[start]
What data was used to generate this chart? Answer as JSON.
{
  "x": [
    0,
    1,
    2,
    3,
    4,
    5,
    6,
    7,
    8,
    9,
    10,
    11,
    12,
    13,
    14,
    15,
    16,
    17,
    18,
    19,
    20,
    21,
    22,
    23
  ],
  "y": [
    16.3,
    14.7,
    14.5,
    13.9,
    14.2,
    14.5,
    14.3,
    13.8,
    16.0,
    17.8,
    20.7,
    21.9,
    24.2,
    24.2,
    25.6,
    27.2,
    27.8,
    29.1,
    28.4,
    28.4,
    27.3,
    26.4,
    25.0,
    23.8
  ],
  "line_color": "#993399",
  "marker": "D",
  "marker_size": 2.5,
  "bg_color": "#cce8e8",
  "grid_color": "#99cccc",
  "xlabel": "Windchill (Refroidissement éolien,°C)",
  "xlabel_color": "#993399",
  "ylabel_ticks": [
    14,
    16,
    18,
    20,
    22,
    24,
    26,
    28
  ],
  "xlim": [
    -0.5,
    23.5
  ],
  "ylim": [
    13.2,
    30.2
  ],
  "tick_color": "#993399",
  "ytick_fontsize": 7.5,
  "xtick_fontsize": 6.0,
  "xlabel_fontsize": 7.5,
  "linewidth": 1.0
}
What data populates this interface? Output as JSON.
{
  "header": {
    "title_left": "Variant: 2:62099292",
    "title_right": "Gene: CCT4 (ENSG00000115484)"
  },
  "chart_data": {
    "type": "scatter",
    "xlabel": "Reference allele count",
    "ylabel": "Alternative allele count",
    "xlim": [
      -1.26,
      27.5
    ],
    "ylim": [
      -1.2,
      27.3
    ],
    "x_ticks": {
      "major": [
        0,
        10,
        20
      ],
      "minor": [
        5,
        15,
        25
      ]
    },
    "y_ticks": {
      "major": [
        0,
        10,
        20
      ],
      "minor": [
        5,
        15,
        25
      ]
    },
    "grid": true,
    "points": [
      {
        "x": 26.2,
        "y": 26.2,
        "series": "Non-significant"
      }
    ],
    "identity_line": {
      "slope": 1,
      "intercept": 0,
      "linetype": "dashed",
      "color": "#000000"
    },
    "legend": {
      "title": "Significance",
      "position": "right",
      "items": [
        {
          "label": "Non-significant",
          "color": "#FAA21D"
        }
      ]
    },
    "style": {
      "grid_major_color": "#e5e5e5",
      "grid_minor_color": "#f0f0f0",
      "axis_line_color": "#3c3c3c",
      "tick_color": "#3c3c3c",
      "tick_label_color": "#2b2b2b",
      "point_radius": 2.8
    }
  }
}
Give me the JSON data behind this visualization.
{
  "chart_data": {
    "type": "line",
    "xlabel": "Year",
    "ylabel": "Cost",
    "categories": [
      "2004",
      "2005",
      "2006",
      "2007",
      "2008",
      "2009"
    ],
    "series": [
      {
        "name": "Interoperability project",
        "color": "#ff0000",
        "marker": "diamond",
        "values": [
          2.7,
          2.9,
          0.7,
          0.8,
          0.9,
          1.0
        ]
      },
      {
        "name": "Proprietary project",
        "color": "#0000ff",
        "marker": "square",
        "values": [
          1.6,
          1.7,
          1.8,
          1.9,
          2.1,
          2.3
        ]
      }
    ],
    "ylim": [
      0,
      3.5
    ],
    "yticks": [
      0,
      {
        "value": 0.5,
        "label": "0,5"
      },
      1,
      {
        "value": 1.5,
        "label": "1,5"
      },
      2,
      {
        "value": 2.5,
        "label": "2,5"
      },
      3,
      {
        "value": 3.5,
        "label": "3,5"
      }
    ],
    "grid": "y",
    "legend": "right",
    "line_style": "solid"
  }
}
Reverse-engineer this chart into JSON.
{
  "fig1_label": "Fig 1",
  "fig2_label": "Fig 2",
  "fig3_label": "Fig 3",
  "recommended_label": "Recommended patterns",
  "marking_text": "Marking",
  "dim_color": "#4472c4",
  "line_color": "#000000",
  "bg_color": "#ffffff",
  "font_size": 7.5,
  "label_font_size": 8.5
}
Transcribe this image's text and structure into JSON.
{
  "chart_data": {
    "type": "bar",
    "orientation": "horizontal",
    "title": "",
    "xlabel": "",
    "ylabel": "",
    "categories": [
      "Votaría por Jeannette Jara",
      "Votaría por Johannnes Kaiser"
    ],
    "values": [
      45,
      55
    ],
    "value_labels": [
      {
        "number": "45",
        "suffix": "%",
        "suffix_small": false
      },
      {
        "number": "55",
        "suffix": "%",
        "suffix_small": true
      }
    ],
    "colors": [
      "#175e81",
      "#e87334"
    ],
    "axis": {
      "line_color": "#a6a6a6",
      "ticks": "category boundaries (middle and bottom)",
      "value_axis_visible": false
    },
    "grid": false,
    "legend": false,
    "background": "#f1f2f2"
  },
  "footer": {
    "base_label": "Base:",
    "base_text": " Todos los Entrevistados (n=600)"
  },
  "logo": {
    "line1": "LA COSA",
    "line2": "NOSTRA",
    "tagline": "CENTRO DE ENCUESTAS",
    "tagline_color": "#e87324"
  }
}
[end]
**EXERCISE OBJECTIVE:**
Reproduce the records above exactly.

**RESPONSE TO THE EXERCISE:**
What data was used to generate this chart? Answer as JSON.
{
  "x": [
    0,
    1,
    2,
    3,
    4,
    5,
    6,
    7,
    8,
    9,
    10,
    11,
    12,
    13,
    14,
    15,
    16,
    17,
    18,
    19,
    20,
    21,
    22,
    23
  ],
  "y": [
    16.3,
    14.7,
    14.5,
    13.9,
    14.2,
    14.5,
    14.3,
    13.8,
    16.0,
    17.8,
    20.7,
    21.9,
    24.2,
    24.2,
    25.6,
    27.2,
    27.8,
    29.1,
    28.4,
    28.4,
    27.3,
    26.4,
    25.0,
    23.8
  ],
  "line_color": "#993399",
  "marker": "D",
  "marker_size": 2.5,
  "bg_color": "#cce8e8",
  "grid_color": "#99cccc",
  "xlabel": "Windchill (Refroidissement éolien,°C)",
  "xlabel_color": "#993399",
  "ylabel_ticks": [
    14,
    16,
    18,
    20,
    22,
    24,
    26,
    28
  ],
  "xlim": [
    -0.5,
    23.5
  ],
  "ylim": [
    13.2,
    30.2
  ],
  "tick_color": "#993399",
  "ytick_fontsize": 7.5,
  "xtick_fontsize": 6.0,
  "xlabel_fontsize": 7.5,
  "linewidth": 1.0
}
What data populates this interface? Output as JSON.
{
  "header": {
    "title_left": "Variant: 2:62099292",
    "title_right": "Gene: CCT4 (ENSG00000115484)"
  },
  "chart_data": {
    "type": "scatter",
    "xlabel": "Reference allele count",
    "ylabel": "Alternative allele count",
    "xlim": [
      -1.26,
      27.5
    ],
    "ylim": [
      -1.2,
      27.3
    ],
    "x_ticks": {
      "major": [
        0,
        10,
        20
      ],
      "minor": [
        5,
        15,
        25
      ]
    },
    "y_ticks": {
      "major": [
        0,
        10,
        20
      ],
      "minor": [
        5,
        15,
        25
      ]
    },
    "grid": true,
    "points": [
      {
        "x": 26.2,
        "y": 26.2,
        "series": "Non-significant"
      }
    ],
    "identity_line": {
      "slope": 1,
      "intercept": 0,
      "linetype": "dashed",
      "color": "#000000"
    },
    "legend": {
      "title": "Significance",
      "position": "right",
      "items": [
        {
          "label": "Non-significant",
          "color": "#FAA21D"
        }
      ]
    },
    "style": {
      "grid_major_color": "#e5e5e5",
      "grid_minor_color": "#f0f0f0",
      "axis_line_color": "#3c3c3c",
      "tick_color": "#3c3c3c",
      "tick_label_color": "#2b2b2b",
      "point_radius": 2.8
    }
  }
}
Give me the JSON data behind this visualization.
{
  "chart_data": {
    "type": "line",
    "xlabel": "Year",
    "ylabel": "Cost",
    "categories": [
      "2004",
      "2005",
      "2006",
      "2007",
      "2008",
      "2009"
    ],
    "series": [
      {
        "name": "Interoperability project",
        "color": "#ff0000",
        "marker": "diamond",
        "values": [
          2.7,
          2.9,
          0.7,
          0.8,
          0.9,
          1.0
        ]
      },
      {
        "name": "Proprietary project",
        "color": "#0000ff",
        "marker": "square",
        "values": [
          1.6,
          1.7,
          1.8,
          1.9,
          2.1,
          2.3
        ]
      }
    ],
    "ylim": [
      0,
      3.5
    ],
    "yticks": [
      0,
      {
        "value": 0.5,
        "label": "0,5"
      },
      1,
      {
        "value": 1.5,
        "label": "1,5"
      },
      2,
      {
        "value": 2.5,
        "label": "2,5"
      },
      3,
      {
        "value": 3.5,
        "label": "3,5"
      }
    ],
    "grid": "y",
    "legend": "right",
    "line_style": "solid"
  }
}
Reverse-engineer this chart into JSON.
{
  "fig1_label": "Fig 1",
  "fig2_label": "Fig 2",
  "fig3_label": "Fig 3",
  "recommended_label": "Recommended patterns",
  "marking_text": "Marking",
  "dim_color": "#4472c4",
  "line_color": "#000000",
  "bg_color": "#ffffff",
  "font_size": 7.5,
  "label_font_size": 8.5
}
Transcribe this image's text and structure into JSON.
{
  "chart_data": {
    "type": "bar",
    "orientation": "horizontal",
    "title": "",
    "xlabel": "",
    "ylabel": "",
    "categories": [
      "Votaría por Jeannette Jara",
      "Votaría por Johannnes Kaiser"
    ],
    "values": [
      45,
      55
    ],
    "value_labels": [
      {
        "number": "45",
        "suffix": "%",
        "suffix_small": false
      },
      {
        "number": "55",
        "suffix": "%",
        "suffix_small": true
      }
    ],
    "colors": [
      "#175e81",
      "#e87334"
    ],
    "axis": {
      "line_color": "#a6a6a6",
      "ticks": "category boundaries (middle and bottom)",
      "value_axis_visible": false
    },
    "grid": false,
    "legend": false,
    "background": "#f1f2f2"
  },
  "footer": {
    "base_label": "Base:",
    "base_text": " Todos los Entrevistados (n=600)"
  },
  "logo": {
    "line1": "LA COSA",
    "line2": "NOSTRA",
    "tagline": "CENTRO DE ENCUESTAS",
    "tagline_color": "#e87324"
  }
}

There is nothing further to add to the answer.